WHAT YOU WILL DO —
A – From the biographical passage on Michael Thackeray, list every person named as a member of the team to which the 2005 patent protection was issued.
B – According to the biographical passage on Michael Thackeray, why is the NMC cathode technology first reported in 1998 significant today? Answer in one to three sentences.
C – Extend the biographical passage on Michael Thackeray by writing what comes after its final sentence.

SUPPLIED PASSAGE —
================================
Michael Makepeace Thackeray  is a South African chemist and battery materials researcher. He is mainly known for his work on electrochemically active cathode materials.  In the mid-1980s he co-discovered the manganese oxide spinel family of cathodes for lithium ion batteries while working in the lab of John Goodenough at the University of Oxford. In 1998, while at Argonne National Laboratory, he led a team that first reported the NMC cathode technology. Patent protection around the concept and materials were first issued in 2005 to Argonne National Laboratory to a team with Thackeray, Khalil Amine, Jaekook Kim, and Christopher Johnson. The reported invention is now widely used in consumer electronics and electric vehicles.
================================
RECORDED DATA —
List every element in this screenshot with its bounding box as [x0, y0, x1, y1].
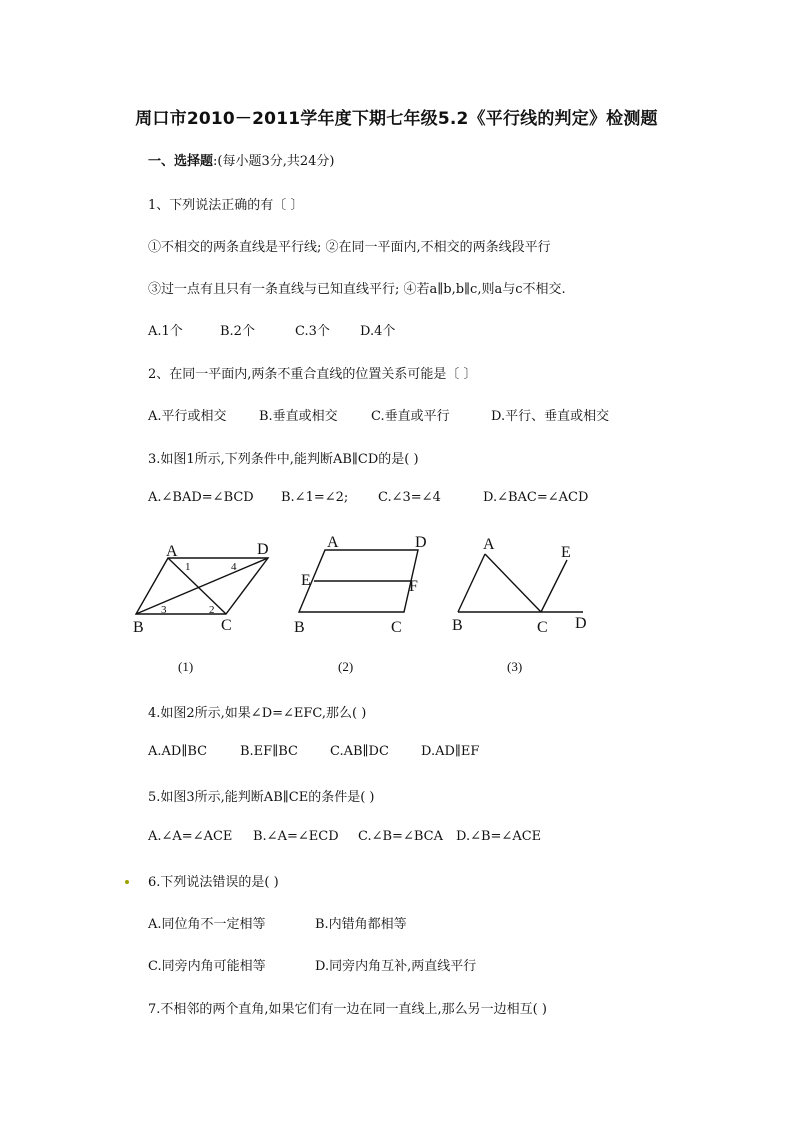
================================
TASK-BY-TASK OUTPUTS —
A – Michael Thackeray, Khalil Amine, Jaekook Kim, and Christopher Johnson.

B – The passage states that the reported invention is now widely used in consumer electronics and electric vehicles.

C –
Career 
Thackeray obtained his M.Sc and Ph.D. in Chemistry at the University of Cape Town, South Africa. After University, he worked for the South African  CSIR research organization from 1973 to 1977 as a researcher in the National Physical Research Laboratory in Pretoria. From 1981-82, as well as in 1985, he worked with John Goodenough at the University of Oxford. In 1983 Thackeray returned to CSIR as Group Leader of the Ceramics Division and in 1988 was named a Research Manager in the Battery Technology Unit. In 1994, Thackeray moved to the Chemical Technology Division at Argonne National Laboratory in the United States, where he was named Group Leader of the Battery Materials Group within the Electrochemical Energy Storage Department. He was the founding director of the Center for Electrochemical Energy Science (CEES), a DOE Energy Frontier Research Center, where he oversaw research to understand lithium-air storage chemistry, polymerized cathode coatings, and cathode surface stability. He retired in 2019.

Thackeray has more than 180 publications, and he holds more than 25 patents.

He was elected a Fellow of the Royal Society in 2022.

References

External links
 Michael Thackeray, Argonne experts page, Retrieved am 17.05.2012
 Announcement of Hydro-Québec and Technifin, Retrieved 17.05.2012

Year of birth missing (living people)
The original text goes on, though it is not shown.